- [The request] Scan the lines below for the string "this" and copy every one that has it.

►

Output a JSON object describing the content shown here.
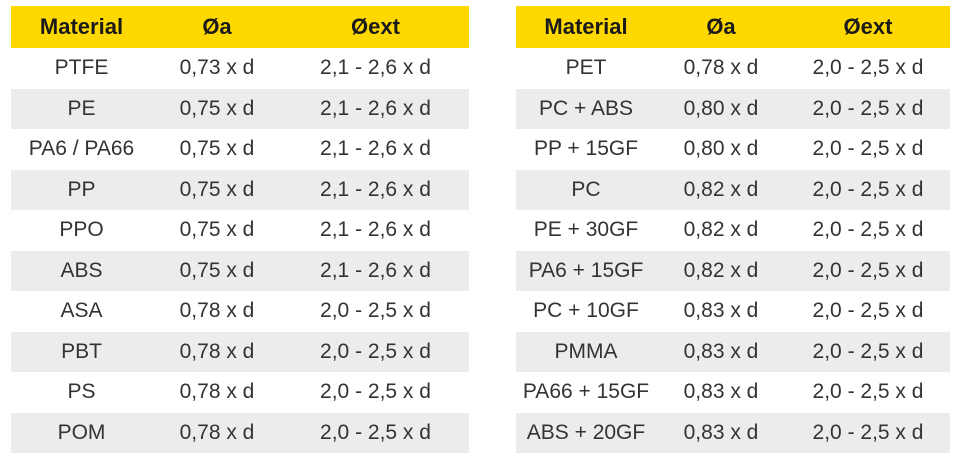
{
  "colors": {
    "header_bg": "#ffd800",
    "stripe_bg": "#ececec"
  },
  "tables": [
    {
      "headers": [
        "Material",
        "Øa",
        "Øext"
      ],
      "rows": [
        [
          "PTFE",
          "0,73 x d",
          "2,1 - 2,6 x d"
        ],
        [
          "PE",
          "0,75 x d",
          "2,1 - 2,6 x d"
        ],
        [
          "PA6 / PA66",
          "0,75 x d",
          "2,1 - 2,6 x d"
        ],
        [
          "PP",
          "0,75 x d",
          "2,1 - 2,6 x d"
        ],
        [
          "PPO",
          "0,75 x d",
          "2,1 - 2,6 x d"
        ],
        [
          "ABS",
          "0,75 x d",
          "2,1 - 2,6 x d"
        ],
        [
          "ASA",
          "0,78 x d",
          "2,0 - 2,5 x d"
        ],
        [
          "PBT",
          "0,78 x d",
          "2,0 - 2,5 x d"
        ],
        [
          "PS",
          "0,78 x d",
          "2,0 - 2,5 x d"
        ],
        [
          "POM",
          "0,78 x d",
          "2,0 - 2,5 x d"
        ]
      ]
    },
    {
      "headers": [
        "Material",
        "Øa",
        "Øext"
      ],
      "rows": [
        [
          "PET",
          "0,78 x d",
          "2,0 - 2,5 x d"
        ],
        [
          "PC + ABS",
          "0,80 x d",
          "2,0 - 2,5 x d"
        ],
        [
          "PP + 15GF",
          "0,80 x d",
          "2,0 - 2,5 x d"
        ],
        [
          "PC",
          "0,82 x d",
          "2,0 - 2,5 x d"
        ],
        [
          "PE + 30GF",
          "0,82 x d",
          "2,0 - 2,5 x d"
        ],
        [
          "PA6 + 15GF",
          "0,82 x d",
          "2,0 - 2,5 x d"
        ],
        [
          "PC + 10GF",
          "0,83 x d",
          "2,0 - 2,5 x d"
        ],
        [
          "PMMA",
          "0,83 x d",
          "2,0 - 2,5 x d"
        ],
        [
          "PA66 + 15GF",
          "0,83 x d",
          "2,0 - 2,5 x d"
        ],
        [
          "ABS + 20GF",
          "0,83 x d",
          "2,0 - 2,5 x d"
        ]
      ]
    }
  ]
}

◄
►

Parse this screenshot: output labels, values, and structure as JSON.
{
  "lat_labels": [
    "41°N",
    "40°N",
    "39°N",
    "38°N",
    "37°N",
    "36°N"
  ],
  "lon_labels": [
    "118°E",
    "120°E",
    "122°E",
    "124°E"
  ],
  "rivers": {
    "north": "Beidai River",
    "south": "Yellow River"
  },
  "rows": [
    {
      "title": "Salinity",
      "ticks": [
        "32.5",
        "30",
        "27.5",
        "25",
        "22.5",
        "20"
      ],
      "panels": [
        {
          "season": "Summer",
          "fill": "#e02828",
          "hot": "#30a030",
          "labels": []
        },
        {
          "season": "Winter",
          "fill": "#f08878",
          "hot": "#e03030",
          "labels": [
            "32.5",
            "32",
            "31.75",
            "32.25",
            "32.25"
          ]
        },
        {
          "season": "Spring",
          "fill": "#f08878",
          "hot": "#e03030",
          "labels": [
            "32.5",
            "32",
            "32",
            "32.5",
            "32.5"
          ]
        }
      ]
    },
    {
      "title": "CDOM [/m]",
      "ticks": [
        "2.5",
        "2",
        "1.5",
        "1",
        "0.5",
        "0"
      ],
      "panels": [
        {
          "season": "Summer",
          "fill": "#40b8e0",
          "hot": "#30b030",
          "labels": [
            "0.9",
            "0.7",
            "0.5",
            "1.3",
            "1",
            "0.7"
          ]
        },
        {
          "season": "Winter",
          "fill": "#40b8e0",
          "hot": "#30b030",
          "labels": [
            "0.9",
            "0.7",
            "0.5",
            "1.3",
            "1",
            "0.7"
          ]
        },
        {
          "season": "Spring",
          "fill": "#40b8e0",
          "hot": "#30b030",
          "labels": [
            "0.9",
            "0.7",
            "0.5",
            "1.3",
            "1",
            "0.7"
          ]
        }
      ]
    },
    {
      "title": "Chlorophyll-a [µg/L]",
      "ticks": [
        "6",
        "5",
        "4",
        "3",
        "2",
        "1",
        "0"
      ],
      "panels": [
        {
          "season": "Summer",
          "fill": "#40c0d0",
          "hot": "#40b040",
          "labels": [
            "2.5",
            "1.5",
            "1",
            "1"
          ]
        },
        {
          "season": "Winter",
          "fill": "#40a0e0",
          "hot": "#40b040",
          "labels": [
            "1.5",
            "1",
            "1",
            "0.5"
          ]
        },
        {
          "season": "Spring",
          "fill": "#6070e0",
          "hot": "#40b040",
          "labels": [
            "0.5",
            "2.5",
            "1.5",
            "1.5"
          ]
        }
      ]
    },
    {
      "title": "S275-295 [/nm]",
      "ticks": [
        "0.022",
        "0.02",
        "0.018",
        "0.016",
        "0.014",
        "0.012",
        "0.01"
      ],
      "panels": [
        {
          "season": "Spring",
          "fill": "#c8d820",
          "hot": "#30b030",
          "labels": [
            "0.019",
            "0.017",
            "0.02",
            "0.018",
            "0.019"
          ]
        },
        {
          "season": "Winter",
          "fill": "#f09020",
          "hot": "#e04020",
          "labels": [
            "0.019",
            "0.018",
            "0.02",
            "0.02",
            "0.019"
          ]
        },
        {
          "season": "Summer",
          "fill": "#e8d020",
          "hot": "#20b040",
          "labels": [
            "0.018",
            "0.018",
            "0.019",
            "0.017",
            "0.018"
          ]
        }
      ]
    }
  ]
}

◄
►

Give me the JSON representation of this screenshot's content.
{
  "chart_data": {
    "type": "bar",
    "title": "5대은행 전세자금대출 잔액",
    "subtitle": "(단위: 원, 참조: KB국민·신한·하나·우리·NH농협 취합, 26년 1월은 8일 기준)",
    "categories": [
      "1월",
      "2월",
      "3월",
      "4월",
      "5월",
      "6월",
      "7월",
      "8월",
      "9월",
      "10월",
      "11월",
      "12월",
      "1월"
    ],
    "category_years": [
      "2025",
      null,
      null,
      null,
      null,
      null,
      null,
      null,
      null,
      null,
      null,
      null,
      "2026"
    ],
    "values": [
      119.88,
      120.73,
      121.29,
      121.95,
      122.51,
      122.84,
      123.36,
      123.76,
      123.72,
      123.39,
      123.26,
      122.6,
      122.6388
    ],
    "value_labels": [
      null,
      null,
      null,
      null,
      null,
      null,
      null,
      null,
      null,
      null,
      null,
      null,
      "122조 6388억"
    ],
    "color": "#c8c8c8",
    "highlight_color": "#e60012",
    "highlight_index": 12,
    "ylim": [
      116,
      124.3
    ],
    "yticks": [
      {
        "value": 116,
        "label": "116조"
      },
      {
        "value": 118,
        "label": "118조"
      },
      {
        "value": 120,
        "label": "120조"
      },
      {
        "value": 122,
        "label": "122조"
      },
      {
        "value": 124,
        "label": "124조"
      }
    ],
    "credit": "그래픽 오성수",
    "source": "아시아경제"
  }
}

◄

- [Answer below]
Parse this screenshot: output labels, values, and structure as JSON.
Give me the JSON representation of this screenshot's content.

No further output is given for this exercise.